- [Directive] Give only the number of lines in these records that contain the word "Overview".

Stored data:
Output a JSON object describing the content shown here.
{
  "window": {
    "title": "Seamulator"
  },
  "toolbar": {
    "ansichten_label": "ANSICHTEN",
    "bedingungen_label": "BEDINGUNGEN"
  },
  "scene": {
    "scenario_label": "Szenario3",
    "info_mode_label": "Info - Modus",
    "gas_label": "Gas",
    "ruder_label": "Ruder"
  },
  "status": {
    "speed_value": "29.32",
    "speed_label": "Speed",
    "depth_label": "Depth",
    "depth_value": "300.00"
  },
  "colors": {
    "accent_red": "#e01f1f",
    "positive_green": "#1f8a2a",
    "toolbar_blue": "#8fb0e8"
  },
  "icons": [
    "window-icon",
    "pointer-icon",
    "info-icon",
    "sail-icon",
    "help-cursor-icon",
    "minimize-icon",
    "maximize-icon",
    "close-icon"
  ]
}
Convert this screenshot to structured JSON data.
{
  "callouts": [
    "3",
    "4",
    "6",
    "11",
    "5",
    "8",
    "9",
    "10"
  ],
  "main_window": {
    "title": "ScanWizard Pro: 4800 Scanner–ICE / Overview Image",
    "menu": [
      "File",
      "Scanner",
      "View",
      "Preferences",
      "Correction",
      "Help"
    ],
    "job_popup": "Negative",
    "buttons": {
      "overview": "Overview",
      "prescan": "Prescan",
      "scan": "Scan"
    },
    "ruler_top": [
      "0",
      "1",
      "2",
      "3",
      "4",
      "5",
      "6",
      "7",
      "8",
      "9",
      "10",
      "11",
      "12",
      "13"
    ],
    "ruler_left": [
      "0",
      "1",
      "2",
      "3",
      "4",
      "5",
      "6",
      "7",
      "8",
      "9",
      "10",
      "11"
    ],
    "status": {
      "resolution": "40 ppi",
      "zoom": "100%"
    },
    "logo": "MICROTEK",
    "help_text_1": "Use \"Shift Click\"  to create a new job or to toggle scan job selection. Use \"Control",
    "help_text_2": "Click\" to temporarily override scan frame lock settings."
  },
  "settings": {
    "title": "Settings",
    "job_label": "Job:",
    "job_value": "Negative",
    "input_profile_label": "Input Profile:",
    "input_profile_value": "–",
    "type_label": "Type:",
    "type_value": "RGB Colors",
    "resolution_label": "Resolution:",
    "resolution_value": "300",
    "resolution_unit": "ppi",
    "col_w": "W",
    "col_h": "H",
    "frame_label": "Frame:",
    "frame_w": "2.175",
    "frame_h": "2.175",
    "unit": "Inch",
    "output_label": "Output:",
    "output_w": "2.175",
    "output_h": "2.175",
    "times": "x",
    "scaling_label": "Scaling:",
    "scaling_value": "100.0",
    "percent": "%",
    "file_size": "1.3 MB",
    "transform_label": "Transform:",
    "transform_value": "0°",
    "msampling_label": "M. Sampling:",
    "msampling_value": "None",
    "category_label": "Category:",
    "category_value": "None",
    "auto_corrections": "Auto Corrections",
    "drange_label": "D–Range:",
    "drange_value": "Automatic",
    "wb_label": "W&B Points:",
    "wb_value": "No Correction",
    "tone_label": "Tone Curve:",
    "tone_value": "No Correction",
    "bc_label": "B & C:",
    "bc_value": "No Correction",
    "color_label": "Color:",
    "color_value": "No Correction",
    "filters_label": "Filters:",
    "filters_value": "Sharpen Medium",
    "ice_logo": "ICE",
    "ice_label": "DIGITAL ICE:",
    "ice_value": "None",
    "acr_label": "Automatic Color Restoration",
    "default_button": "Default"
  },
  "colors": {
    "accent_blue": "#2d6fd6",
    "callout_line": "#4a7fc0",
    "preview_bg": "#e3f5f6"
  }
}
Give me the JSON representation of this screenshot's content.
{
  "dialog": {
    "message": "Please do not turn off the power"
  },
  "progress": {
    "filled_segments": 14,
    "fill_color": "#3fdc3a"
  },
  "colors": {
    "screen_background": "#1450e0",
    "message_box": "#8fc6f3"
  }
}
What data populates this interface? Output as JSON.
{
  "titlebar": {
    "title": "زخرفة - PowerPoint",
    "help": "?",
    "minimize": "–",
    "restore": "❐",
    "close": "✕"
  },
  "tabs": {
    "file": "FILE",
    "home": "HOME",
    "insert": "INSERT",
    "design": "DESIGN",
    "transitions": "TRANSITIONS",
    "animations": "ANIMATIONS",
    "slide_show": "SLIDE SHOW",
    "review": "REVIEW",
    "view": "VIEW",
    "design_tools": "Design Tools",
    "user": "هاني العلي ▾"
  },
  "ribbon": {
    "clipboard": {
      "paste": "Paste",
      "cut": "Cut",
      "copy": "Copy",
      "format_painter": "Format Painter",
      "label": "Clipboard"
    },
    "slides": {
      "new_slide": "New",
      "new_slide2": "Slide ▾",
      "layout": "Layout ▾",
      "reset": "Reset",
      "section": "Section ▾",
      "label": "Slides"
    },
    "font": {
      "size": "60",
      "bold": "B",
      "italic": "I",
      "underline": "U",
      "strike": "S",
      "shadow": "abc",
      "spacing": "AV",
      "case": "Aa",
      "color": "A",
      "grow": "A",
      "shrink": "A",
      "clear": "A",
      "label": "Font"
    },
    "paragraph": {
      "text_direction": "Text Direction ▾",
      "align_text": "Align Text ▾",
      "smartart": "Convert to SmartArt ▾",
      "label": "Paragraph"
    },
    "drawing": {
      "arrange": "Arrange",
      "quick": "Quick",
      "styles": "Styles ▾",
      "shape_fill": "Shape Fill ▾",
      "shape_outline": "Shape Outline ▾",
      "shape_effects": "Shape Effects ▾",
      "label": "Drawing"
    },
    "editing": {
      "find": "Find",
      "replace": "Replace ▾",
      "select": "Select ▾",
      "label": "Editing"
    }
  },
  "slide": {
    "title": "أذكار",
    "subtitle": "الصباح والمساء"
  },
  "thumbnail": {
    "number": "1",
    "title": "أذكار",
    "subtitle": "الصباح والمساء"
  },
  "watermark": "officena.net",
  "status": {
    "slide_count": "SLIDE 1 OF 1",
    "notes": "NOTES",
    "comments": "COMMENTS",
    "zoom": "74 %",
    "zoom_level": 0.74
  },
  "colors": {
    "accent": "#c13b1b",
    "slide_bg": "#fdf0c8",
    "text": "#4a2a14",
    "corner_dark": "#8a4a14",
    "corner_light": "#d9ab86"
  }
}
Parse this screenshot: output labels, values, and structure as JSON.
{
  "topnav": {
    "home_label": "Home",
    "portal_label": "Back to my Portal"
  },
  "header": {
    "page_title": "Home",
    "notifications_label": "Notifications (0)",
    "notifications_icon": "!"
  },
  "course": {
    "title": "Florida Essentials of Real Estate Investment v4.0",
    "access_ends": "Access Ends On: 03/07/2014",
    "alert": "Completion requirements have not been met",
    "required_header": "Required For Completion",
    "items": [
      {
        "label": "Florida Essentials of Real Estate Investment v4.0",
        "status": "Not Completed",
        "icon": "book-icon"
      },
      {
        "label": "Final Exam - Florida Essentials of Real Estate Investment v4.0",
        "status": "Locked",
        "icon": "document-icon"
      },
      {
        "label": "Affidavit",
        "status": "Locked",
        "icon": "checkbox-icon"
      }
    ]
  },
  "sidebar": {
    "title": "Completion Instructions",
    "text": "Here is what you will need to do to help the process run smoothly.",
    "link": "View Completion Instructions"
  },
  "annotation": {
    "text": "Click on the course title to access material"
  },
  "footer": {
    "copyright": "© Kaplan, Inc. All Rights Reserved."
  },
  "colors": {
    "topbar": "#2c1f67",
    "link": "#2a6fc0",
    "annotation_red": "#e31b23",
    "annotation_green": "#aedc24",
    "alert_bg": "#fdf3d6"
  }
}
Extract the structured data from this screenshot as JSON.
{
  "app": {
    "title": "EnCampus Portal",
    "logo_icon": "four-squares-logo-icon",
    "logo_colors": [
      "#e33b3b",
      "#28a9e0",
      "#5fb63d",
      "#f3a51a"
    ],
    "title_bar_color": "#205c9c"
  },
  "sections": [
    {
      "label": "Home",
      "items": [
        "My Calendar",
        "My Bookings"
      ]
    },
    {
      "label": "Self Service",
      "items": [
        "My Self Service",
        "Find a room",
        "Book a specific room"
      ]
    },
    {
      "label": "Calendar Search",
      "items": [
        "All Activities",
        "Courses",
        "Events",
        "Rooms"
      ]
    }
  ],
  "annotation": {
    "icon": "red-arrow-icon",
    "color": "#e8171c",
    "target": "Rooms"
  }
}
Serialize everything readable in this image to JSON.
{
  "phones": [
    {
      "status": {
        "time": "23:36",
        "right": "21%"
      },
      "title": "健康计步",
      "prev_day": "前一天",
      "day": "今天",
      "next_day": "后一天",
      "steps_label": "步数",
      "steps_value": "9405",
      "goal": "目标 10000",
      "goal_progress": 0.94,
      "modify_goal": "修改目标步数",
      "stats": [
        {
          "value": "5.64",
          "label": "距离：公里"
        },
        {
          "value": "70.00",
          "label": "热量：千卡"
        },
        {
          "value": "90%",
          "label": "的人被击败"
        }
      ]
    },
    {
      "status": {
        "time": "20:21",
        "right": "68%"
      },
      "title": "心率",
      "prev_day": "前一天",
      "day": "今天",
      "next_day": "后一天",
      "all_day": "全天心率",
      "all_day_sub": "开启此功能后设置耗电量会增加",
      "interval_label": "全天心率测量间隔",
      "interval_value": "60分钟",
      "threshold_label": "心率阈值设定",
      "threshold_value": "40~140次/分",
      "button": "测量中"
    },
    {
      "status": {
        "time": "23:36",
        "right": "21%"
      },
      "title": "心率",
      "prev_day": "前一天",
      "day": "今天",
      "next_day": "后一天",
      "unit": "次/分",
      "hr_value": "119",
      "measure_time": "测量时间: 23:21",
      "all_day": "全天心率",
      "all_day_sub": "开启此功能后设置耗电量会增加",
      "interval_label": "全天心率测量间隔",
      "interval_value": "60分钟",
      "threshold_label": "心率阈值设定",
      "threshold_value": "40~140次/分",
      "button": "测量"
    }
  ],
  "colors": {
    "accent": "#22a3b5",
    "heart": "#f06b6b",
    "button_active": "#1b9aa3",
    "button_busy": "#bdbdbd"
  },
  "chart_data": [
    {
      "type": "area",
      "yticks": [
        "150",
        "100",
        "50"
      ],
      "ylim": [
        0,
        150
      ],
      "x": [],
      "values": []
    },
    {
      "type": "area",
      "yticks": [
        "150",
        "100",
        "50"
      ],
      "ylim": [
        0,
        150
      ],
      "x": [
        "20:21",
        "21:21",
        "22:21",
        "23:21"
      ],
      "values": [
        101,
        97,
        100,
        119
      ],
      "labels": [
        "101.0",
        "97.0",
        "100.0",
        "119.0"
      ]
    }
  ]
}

- [Final result] 2